Reproduce the listing word for word. Skip any image.

* [Provided data]:
────────────────

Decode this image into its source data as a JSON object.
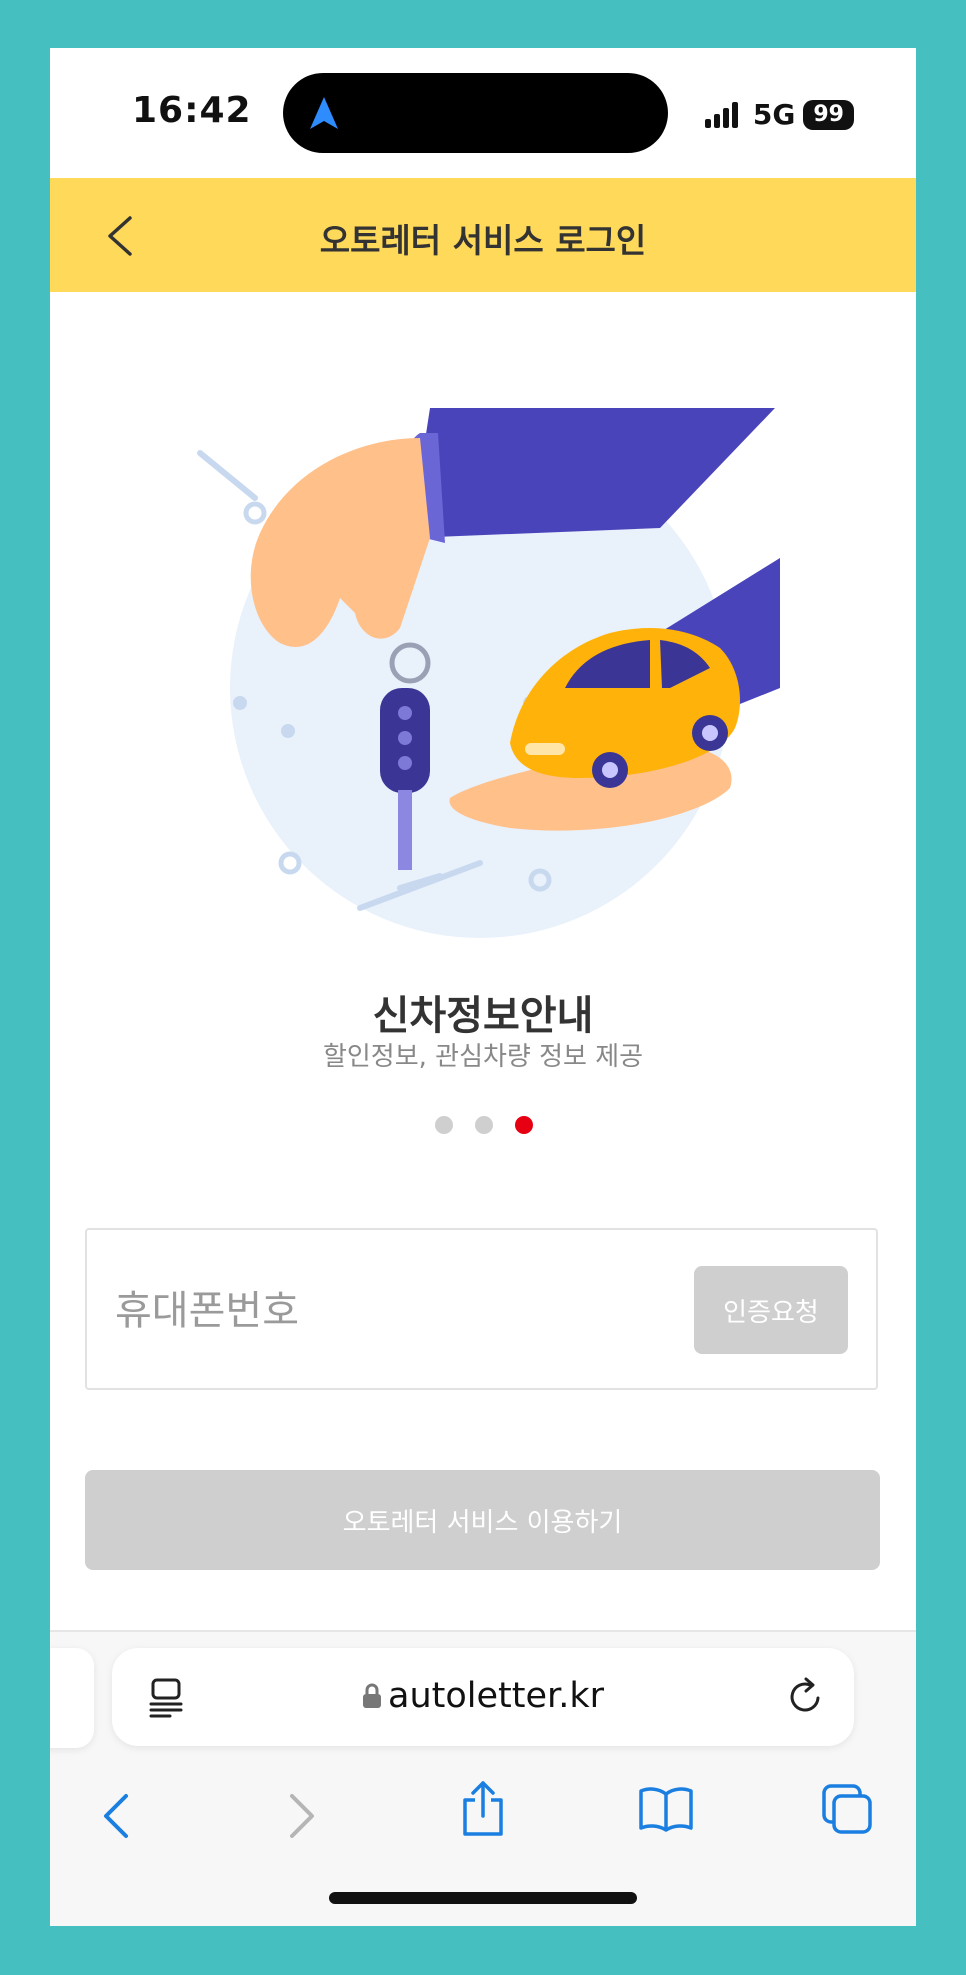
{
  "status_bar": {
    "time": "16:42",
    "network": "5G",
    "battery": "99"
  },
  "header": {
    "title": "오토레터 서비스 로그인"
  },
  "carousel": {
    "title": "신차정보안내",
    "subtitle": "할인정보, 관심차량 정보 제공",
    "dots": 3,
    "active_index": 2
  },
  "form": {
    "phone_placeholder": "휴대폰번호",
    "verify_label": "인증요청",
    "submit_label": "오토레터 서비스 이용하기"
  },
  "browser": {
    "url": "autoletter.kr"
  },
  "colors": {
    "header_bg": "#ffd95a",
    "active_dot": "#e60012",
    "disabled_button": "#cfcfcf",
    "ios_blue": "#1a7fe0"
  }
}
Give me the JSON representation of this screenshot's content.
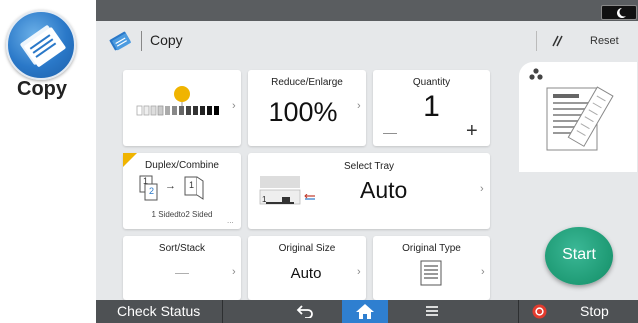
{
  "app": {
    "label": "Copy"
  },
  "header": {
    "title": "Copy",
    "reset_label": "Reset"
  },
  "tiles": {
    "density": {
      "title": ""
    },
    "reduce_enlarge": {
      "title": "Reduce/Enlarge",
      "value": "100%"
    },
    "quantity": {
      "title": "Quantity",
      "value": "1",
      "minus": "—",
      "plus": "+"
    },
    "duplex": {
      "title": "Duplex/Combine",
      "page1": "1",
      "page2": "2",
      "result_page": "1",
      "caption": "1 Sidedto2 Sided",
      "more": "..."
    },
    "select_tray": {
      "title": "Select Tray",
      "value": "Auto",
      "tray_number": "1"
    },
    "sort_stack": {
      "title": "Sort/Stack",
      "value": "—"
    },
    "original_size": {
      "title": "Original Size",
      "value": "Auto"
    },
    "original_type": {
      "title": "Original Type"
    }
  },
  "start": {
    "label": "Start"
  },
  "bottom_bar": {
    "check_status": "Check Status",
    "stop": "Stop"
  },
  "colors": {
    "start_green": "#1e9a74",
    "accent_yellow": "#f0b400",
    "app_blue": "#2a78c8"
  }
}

────────────────

* [Output below]:
Decode this image into its source data as a JSON object.
{
  "status_bar": {
    "time": "16:42",
    "network": "5G",
    "battery": "99"
  },
  "header": {
    "title": "오토레터 서비스 로그인"
  },
  "carousel": {
    "title": "신차정보안내",
    "subtitle": "할인정보, 관심차량 정보 제공",
    "dots": 3,
    "active_index": 2
  },
  "form": {
    "phone_placeholder": "휴대폰번호",
    "verify_label": "인증요청",
    "submit_label": "오토레터 서비스 이용하기"
  },
  "browser": {
    "url": "autoletter.kr"
  },
  "colors": {
    "header_bg": "#ffd95a",
    "active_dot": "#e60012",
    "disabled_button": "#cfcfcf",
    "ios_blue": "#1a7fe0"
  }
}
Give me the JSON representation of this screenshot's content.
{
  "app": {
    "label": "Copy"
  },
  "header": {
    "title": "Copy",
    "reset_label": "Reset"
  },
  "tiles": {
    "density": {
      "title": ""
    },
    "reduce_enlarge": {
      "title": "Reduce/Enlarge",
      "value": "100%"
    },
    "quantity": {
      "title": "Quantity",
      "value": "1",
      "minus": "—",
      "plus": "+"
    },
    "duplex": {
      "title": "Duplex/Combine",
      "page1": "1",
      "page2": "2",
      "result_page": "1",
      "caption": "1 Sidedto2 Sided",
      "more": "..."
    },
    "select_tray": {
      "title": "Select Tray",
      "value": "Auto",
      "tray_number": "1"
    },
    "sort_stack": {
      "title": "Sort/Stack",
      "value": "—"
    },
    "original_size": {
      "title": "Original Size",
      "value": "Auto"
    },
    "original_type": {
      "title": "Original Type"
    }
  },
  "start": {
    "label": "Start"
  },
  "bottom_bar": {
    "check_status": "Check Status",
    "stop": "Stop"
  },
  "colors": {
    "start_green": "#1e9a74",
    "accent_yellow": "#f0b400",
    "app_blue": "#2a78c8"
  }
}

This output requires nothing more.